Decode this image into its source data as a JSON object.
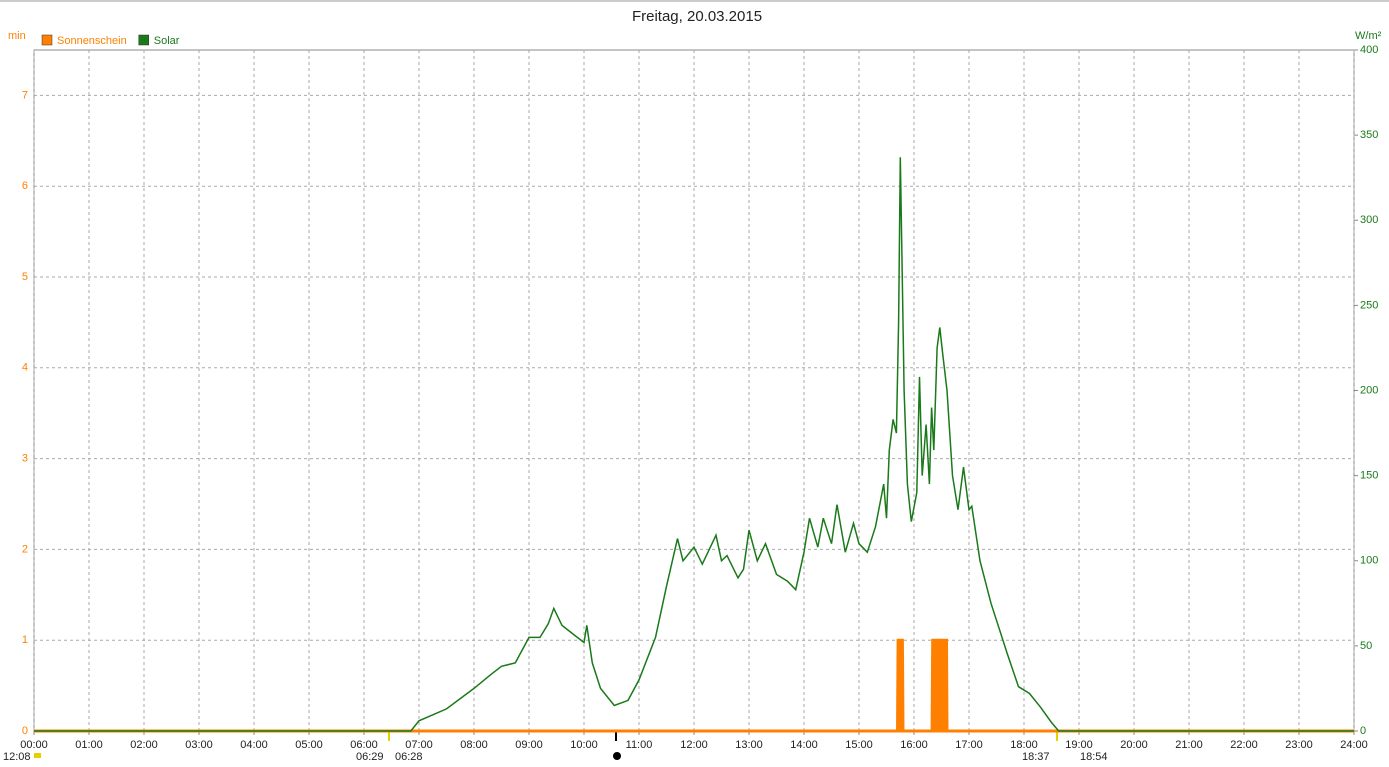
{
  "chart_data": {
    "type": "line",
    "title": "Freitag, 20.03.2015",
    "y_label": "min",
    "y2_label": "W/m²",
    "xlim": [
      0,
      24
    ],
    "xticks": [
      {
        "value": 0,
        "label": "00:00"
      },
      {
        "value": 1,
        "label": "01:00"
      },
      {
        "value": 2,
        "label": "02:00"
      },
      {
        "value": 3,
        "label": "03:00"
      },
      {
        "value": 4,
        "label": "04:00"
      },
      {
        "value": 5,
        "label": "05:00"
      },
      {
        "value": 6,
        "label": "06:00"
      },
      {
        "value": 7,
        "label": "07:00"
      },
      {
        "value": 8,
        "label": "08:00"
      },
      {
        "value": 9,
        "label": "09:00"
      },
      {
        "value": 10,
        "label": "10:00"
      },
      {
        "value": 11,
        "label": "11:00"
      },
      {
        "value": 12,
        "label": "12:00"
      },
      {
        "value": 13,
        "label": "13:00"
      },
      {
        "value": 14,
        "label": "14:00"
      },
      {
        "value": 15,
        "label": "15:00"
      },
      {
        "value": 16,
        "label": "16:00"
      },
      {
        "value": 17,
        "label": "17:00"
      },
      {
        "value": 18,
        "label": "18:00"
      },
      {
        "value": 19,
        "label": "19:00"
      },
      {
        "value": 20,
        "label": "20:00"
      },
      {
        "value": 21,
        "label": "21:00"
      },
      {
        "value": 22,
        "label": "22:00"
      },
      {
        "value": 23,
        "label": "23:00"
      },
      {
        "value": 24,
        "label": "24:00"
      }
    ],
    "ylim": [
      0,
      7.5
    ],
    "yticks": [
      0,
      1,
      2,
      3,
      4,
      5,
      6,
      7
    ],
    "y2lim": [
      0,
      400
    ],
    "y2ticks": [
      0,
      50,
      100,
      150,
      200,
      250,
      300,
      350,
      400
    ],
    "grid": true,
    "series": [
      {
        "name": "Sonnenschein",
        "color": "#ff8000",
        "axis": "y",
        "style": "area",
        "x": [
          0,
          15.7,
          15.71,
          15.79,
          15.8,
          16.33,
          16.34,
          16.59,
          16.6,
          24
        ],
        "values": [
          0,
          0,
          1,
          1,
          0,
          0,
          1,
          1,
          0,
          0
        ]
      },
      {
        "name": "Solar",
        "color": "#1a7a1a",
        "axis": "y2",
        "style": "line",
        "x": [
          0,
          6.85,
          7.0,
          7.5,
          8.0,
          8.3,
          8.5,
          8.75,
          9.0,
          9.2,
          9.35,
          9.45,
          9.6,
          9.8,
          10.0,
          10.05,
          10.15,
          10.3,
          10.55,
          10.8,
          11.0,
          11.3,
          11.5,
          11.7,
          11.8,
          12.0,
          12.15,
          12.4,
          12.5,
          12.6,
          12.8,
          12.9,
          13.0,
          13.15,
          13.3,
          13.5,
          13.7,
          13.85,
          14.0,
          14.1,
          14.25,
          14.35,
          14.5,
          14.6,
          14.75,
          14.9,
          15.0,
          15.15,
          15.3,
          15.45,
          15.5,
          15.55,
          15.62,
          15.68,
          15.72,
          15.75,
          15.78,
          15.82,
          15.88,
          15.95,
          16.05,
          16.1,
          16.15,
          16.22,
          16.28,
          16.32,
          16.36,
          16.42,
          16.47,
          16.52,
          16.6,
          16.7,
          16.8,
          16.9,
          17.0,
          17.05,
          17.2,
          17.4,
          17.5,
          17.7,
          17.9,
          18.1,
          18.3,
          18.5,
          18.63,
          24
        ],
        "values": [
          0,
          0,
          6,
          13,
          25,
          33,
          38,
          40,
          55,
          55,
          63,
          72,
          62,
          57,
          52,
          62,
          40,
          25,
          15,
          18,
          30,
          55,
          85,
          113,
          100,
          108,
          98,
          115,
          100,
          103,
          90,
          95,
          118,
          100,
          110,
          92,
          88,
          83,
          105,
          125,
          108,
          125,
          110,
          133,
          105,
          122,
          110,
          105,
          120,
          145,
          125,
          165,
          183,
          175,
          240,
          337,
          280,
          200,
          145,
          123,
          140,
          208,
          150,
          180,
          145,
          190,
          165,
          225,
          237,
          222,
          200,
          150,
          130,
          155,
          130,
          132,
          100,
          75,
          65,
          45,
          26,
          22,
          14,
          5,
          0,
          0
        ]
      }
    ],
    "annotations": [
      "12:08",
      "06:29",
      "06:28",
      "18:37",
      "18:54"
    ]
  }
}
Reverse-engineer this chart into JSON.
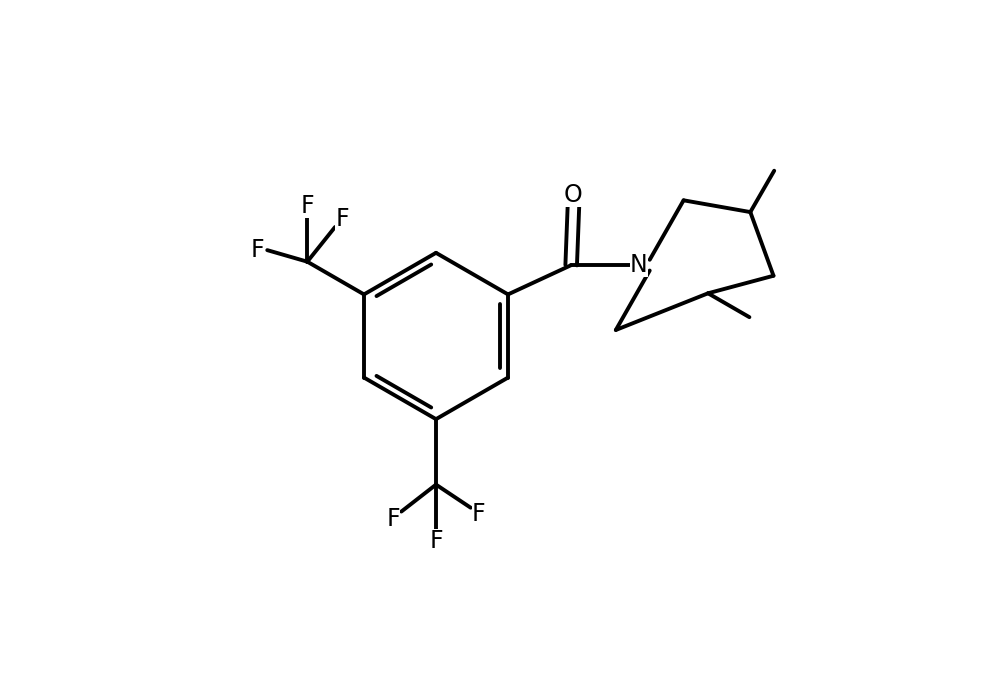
{
  "background_color": "#ffffff",
  "line_color": "#000000",
  "line_width": 2.8,
  "font_size": 17,
  "figsize": [
    10.04,
    6.76
  ],
  "dpi": 100,
  "xlim": [
    0,
    10.04
  ],
  "ylim": [
    0,
    6.76
  ]
}
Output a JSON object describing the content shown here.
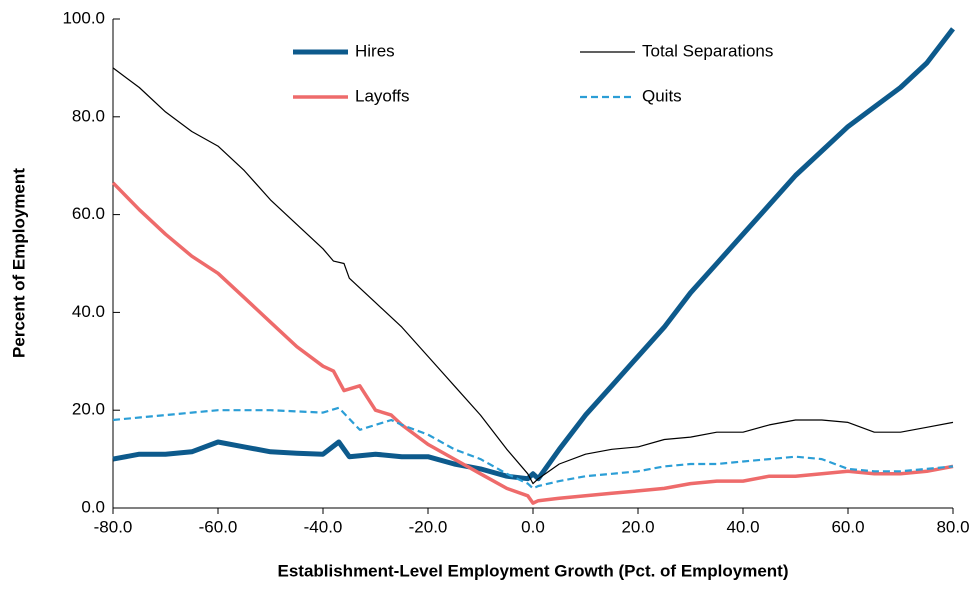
{
  "chart_data": {
    "type": "line",
    "x_label": "Establishment-Level Employment Growth (Pct. of Employment)",
    "y_label": "Percent of Employment",
    "xlim": [
      -80,
      80
    ],
    "ylim": [
      0,
      100
    ],
    "xticks": [
      {
        "value": -80,
        "label": "-80.0"
      },
      {
        "value": -60,
        "label": "-60.0"
      },
      {
        "value": -40,
        "label": "-40.0"
      },
      {
        "value": -20,
        "label": "-20.0"
      },
      {
        "value": 0,
        "label": "0.0"
      },
      {
        "value": 20,
        "label": "20.0"
      },
      {
        "value": 40,
        "label": "40.0"
      },
      {
        "value": 60,
        "label": "60.0"
      },
      {
        "value": 80,
        "label": "80.0"
      }
    ],
    "yticks": [
      {
        "value": 0,
        "label": "0.0"
      },
      {
        "value": 20,
        "label": "20.0"
      },
      {
        "value": 40,
        "label": "40.0"
      },
      {
        "value": 60,
        "label": "60.0"
      },
      {
        "value": 80,
        "label": "80.0"
      },
      {
        "value": 100,
        "label": "100.0"
      }
    ],
    "grid": false,
    "legend": "top",
    "series": [
      {
        "name": "Hires",
        "color": "#0d5a8c",
        "width": 5,
        "dashed": false,
        "x": [
          -80,
          -75,
          -70,
          -65,
          -60,
          -55,
          -50,
          -45,
          -40,
          -37,
          -35,
          -30,
          -25,
          -20,
          -15,
          -10,
          -5,
          -1,
          0,
          1,
          5,
          10,
          15,
          20,
          25,
          30,
          35,
          40,
          45,
          50,
          55,
          60,
          65,
          70,
          75,
          80
        ],
        "values": [
          10,
          11,
          11,
          11.5,
          13.5,
          12.5,
          11.5,
          11.2,
          11,
          13.5,
          10.5,
          11,
          10.5,
          10.5,
          9,
          8,
          6.5,
          6,
          7,
          6,
          12,
          19,
          25,
          31,
          37,
          44,
          50,
          56,
          62,
          68,
          73,
          78,
          82,
          86,
          91,
          98
        ]
      },
      {
        "name": "Total Separations",
        "color": "#000000",
        "width": 1.2,
        "dashed": false,
        "x": [
          -80,
          -75,
          -70,
          -65,
          -60,
          -55,
          -50,
          -45,
          -40,
          -38,
          -36,
          -35,
          -30,
          -25,
          -20,
          -15,
          -10,
          -5,
          -1,
          0,
          1,
          5,
          10,
          15,
          20,
          25,
          30,
          35,
          40,
          45,
          50,
          55,
          60,
          65,
          70,
          75,
          80
        ],
        "values": [
          90,
          86,
          81,
          77,
          74,
          69,
          63,
          58,
          53,
          50.5,
          50,
          47,
          42,
          37,
          31,
          25,
          19,
          12,
          7,
          5,
          6,
          9,
          11,
          12,
          12.5,
          14,
          14.5,
          15.5,
          15.5,
          17,
          18,
          18,
          17.5,
          15.5,
          15.5,
          16.5,
          17.5
        ]
      },
      {
        "name": "Layoffs",
        "color": "#ee6b6b",
        "width": 3.5,
        "dashed": false,
        "x": [
          -80,
          -75,
          -70,
          -65,
          -60,
          -55,
          -50,
          -45,
          -40,
          -38,
          -36,
          -33,
          -30,
          -27,
          -25,
          -20,
          -15,
          -10,
          -5,
          -1,
          0,
          1,
          5,
          10,
          15,
          20,
          25,
          30,
          35,
          40,
          45,
          50,
          55,
          60,
          65,
          70,
          75,
          80
        ],
        "values": [
          66.5,
          61,
          56,
          51.5,
          48,
          43,
          38,
          33,
          29,
          28,
          24,
          25,
          20,
          19,
          17,
          13,
          10,
          7,
          4,
          2.5,
          1,
          1.5,
          2,
          2.5,
          3,
          3.5,
          4,
          5,
          5.5,
          5.5,
          6.5,
          6.5,
          7,
          7.5,
          7,
          7,
          7.5,
          8.5
        ]
      },
      {
        "name": "Quits",
        "color": "#2b9ed6",
        "width": 2.2,
        "dashed": true,
        "x": [
          -80,
          -75,
          -70,
          -65,
          -60,
          -50,
          -40,
          -37,
          -33,
          -30,
          -27,
          -25,
          -20,
          -15,
          -10,
          -5,
          -1,
          0,
          1,
          5,
          10,
          15,
          20,
          25,
          30,
          35,
          40,
          45,
          50,
          55,
          60,
          65,
          70,
          75,
          80
        ],
        "values": [
          18,
          18.5,
          19,
          19.5,
          20,
          20,
          19.5,
          20.5,
          16,
          17,
          18,
          17,
          15,
          12,
          10,
          7,
          5,
          4,
          4.5,
          5.5,
          6.5,
          7,
          7.5,
          8.5,
          9,
          9,
          9.5,
          10,
          10.5,
          10,
          8,
          7.5,
          7.5,
          8,
          8.5
        ]
      }
    ]
  }
}
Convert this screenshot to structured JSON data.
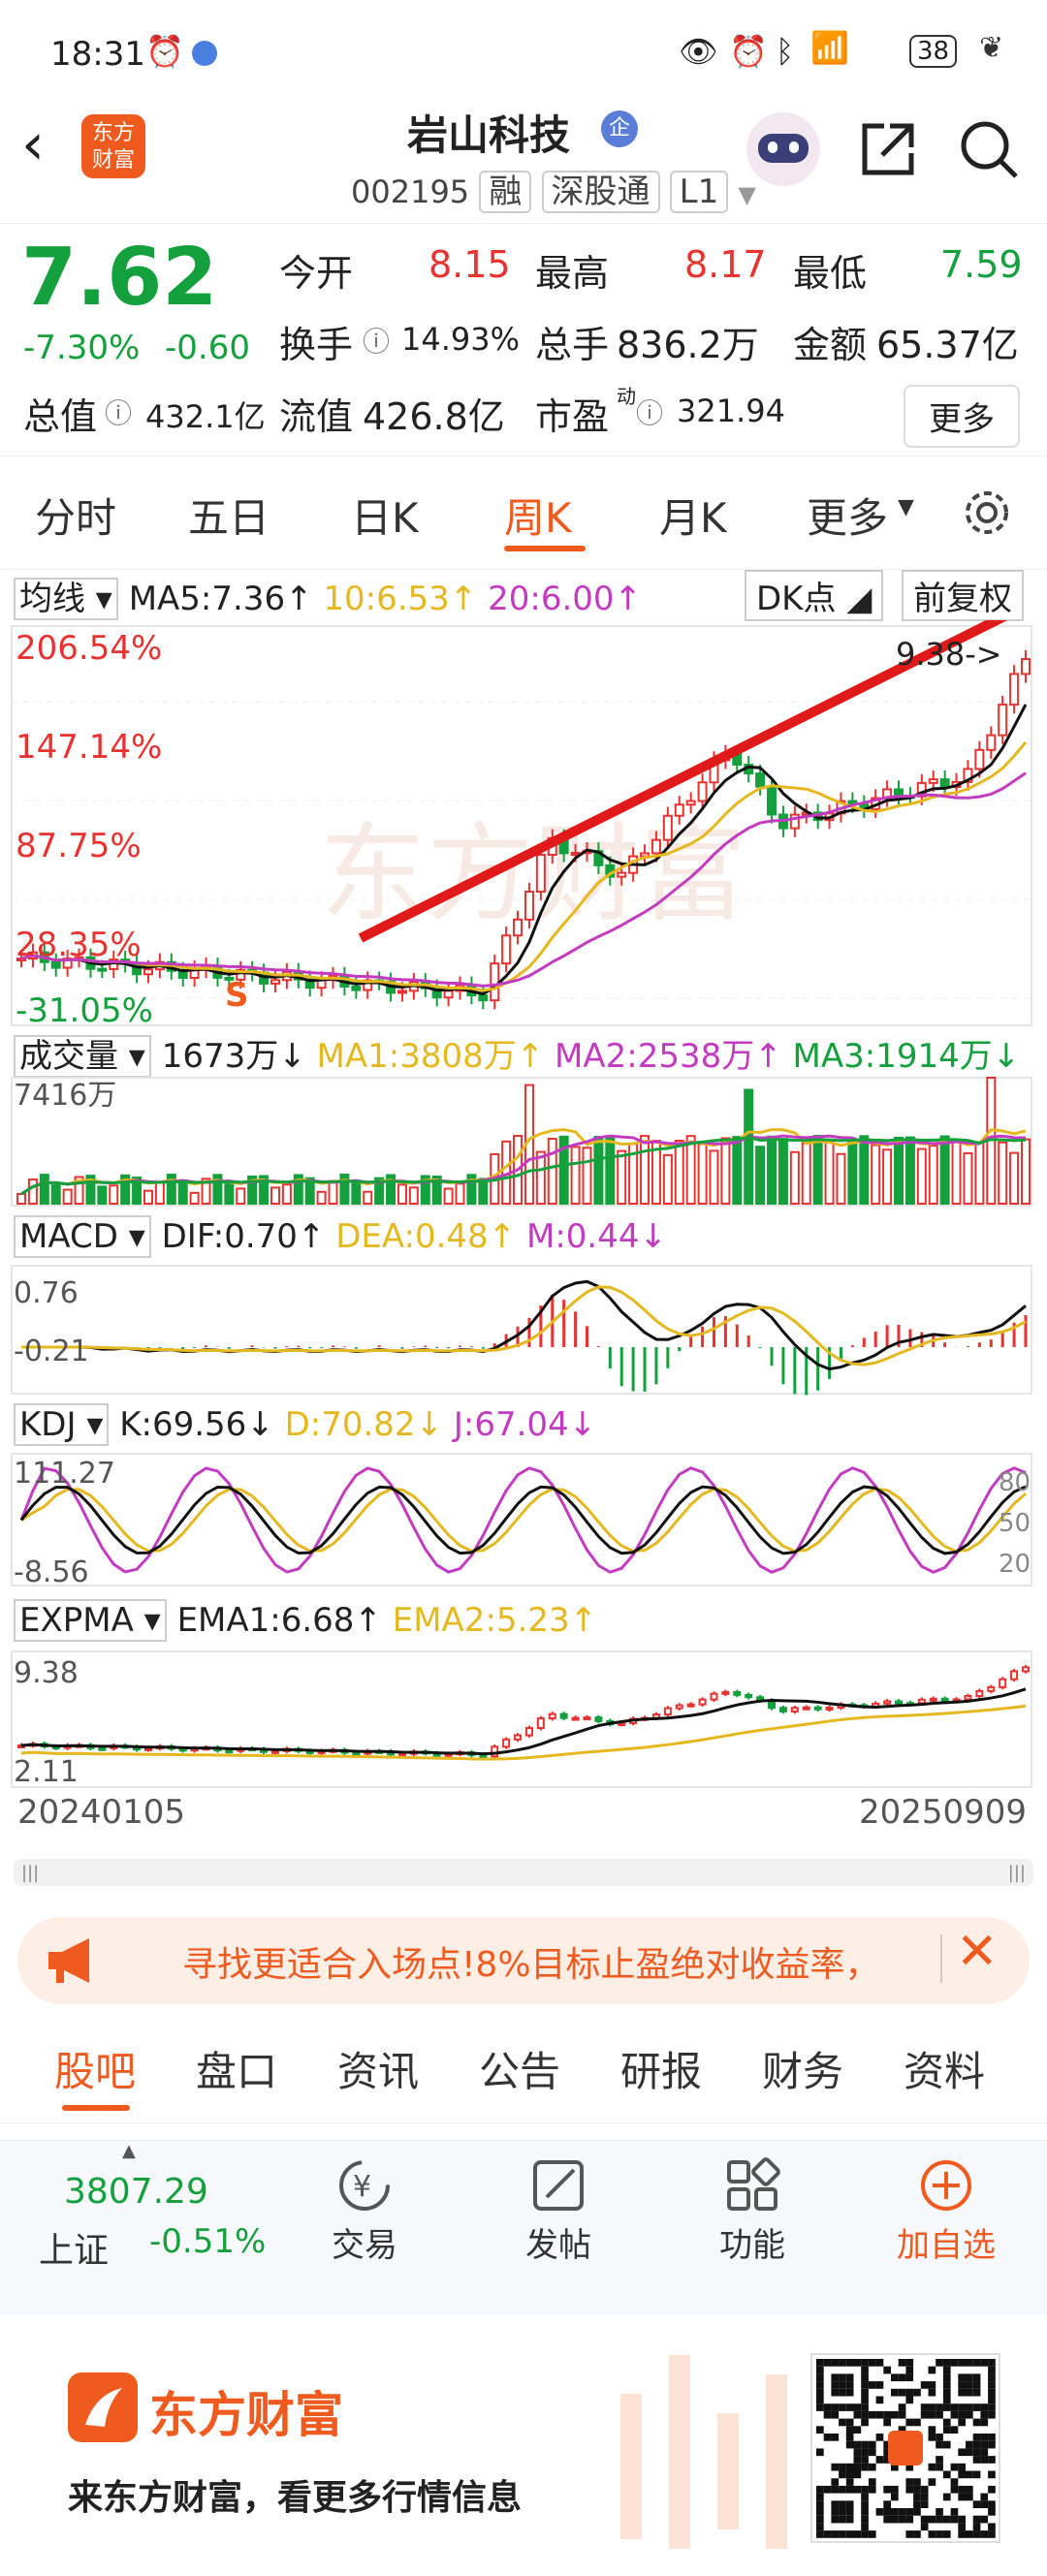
_ _ _
All lines above containing the string "Employment" are to be collected.

◆ Answer to the exercise:
    "x_label": "Establishment-Level Employment Growth (Pct. of Employment)",
    "y_label": "Percent of Employment",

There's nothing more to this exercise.